Brano di lettura
Ospite del Direttore Siliberti, dopo 35 anni, il maestro ritorna in visita alla Casa Circondariale di Turi

di Stefano de Carolis

Stefano Romei, insegnante e musicista, è un arzillo signore di 96 anni, che per ben 43 anni ha prestato servizio nel Carcere di Turi.
Suo padre Settimio, originario di Montevarchi (FI), nel 1928 si trasferì a Turi per svolgere il servizio di agente di custodia. Tra carcerati noti e meno noti, assisterà anche detenuti eccellenti quali Antonio Gramsci e Sandro Pertini.

Turi – Anni ’30: Settimio Romei da Montevarchi (FI), padre di Stefano Romei

Stefano, negli anni ’40, dopo aver frequentato gli studi presso l’istituto magistrale di Bari, seguirà la sua aspirazione per l’insegnamento.

Oltre a dedicarsi agli studi magistrali, Stefano si appassiona alla musica e, nei momenti liberi, frequenta un corso di orientamento musicale diretto dal maestro Marrone, noto organista di Bari.
Successivamente, grazie a Don Peppino Contento, arciprete della Chiesa Matrice di Turi, diverrà l’organista ufficiale di tutte le chiese del paese.
Intanto, continua ad affinare le sue doti di musicista, studiando con l’ausilio di suor Euralia da Conversano. La sua innata passione per la musica è tanto sentita che si dedicherà anche allo studio della fisarmonica e, assieme ad altri musicisti turesi, metterà su una piccola orchestrina – composta da contrabasso, tromba, violino, sax e chitarra – chiamata per allietare matrimoni e feste varie.

Estratto dell'elenco
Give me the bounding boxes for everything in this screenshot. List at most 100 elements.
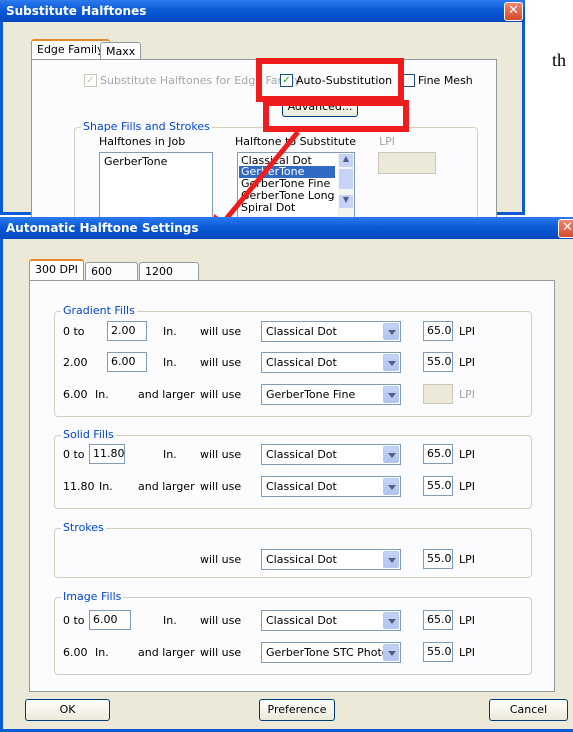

Compiti assegnati
A: Secondo il brano su Stefano Romei, in quale anno il padre Settimio si trasferì a Turi per prestare servizio come agente di custodia?
B: Prosegua il brano su Stefano Romei a partire dalla frase che segue l'ultima riportata.

Le risposte
A: Nel 1928.

B:
Nel 1956, dopo aver superato un regolare concorso pubblico, Stefano Romei in qualità di insegnante viene assunto nel Carcere di Turi, dove rimarrà in servizio per 43 anni, sino al giorno del suo pensionamento.

Romei subentrò al maestro Salvatore Comitangelo, con i colleghi Labate e Peppino Gasparro.

Stefano Romei in visita al Carcere di Turi, ospite del Direttore Nicoletta Siliberti (ottobre 2024)

CARCERE DI TURI, 1960
DAL CARCERE DI VENTOTENE ARRIVA IL DIRETTORE EUGENIO PERUCATTI

Eugenio Perucatti (1910-1978), educatore, avvocato, già funzionario di P.S., nel 1960 trasferito dal carcere borbonico di Santo Stefano di Ventotene, giunge nel carcere di Turi.
È un Direttore integerrimo, risoluto e soprattutto ha idee molto chiare e innovatrici del sistema carcerario italiano.

Da subito, nell’antico carcere di Turi, che ospita 250 detenuti, attiva cantieri per diversi lavori di ristrutturazione edile. Elimina le vecchie camerate che ospitano 25-30 detenuti e fa costruire nuove celle con servizi igienici; inoltre, fa sanificare gli ambienti realizzando una nuova pavimentazione. I lavori “in economia” verranno eseguiti da maestranze locali sotto la sua supervisione.
Per questi lavori, non autorizzati, il direttore Perucatti affronterà non pochi problemi di carattere gestionale e amministrativo con la Soprintendenza di Bari e con le autorità ministeriali.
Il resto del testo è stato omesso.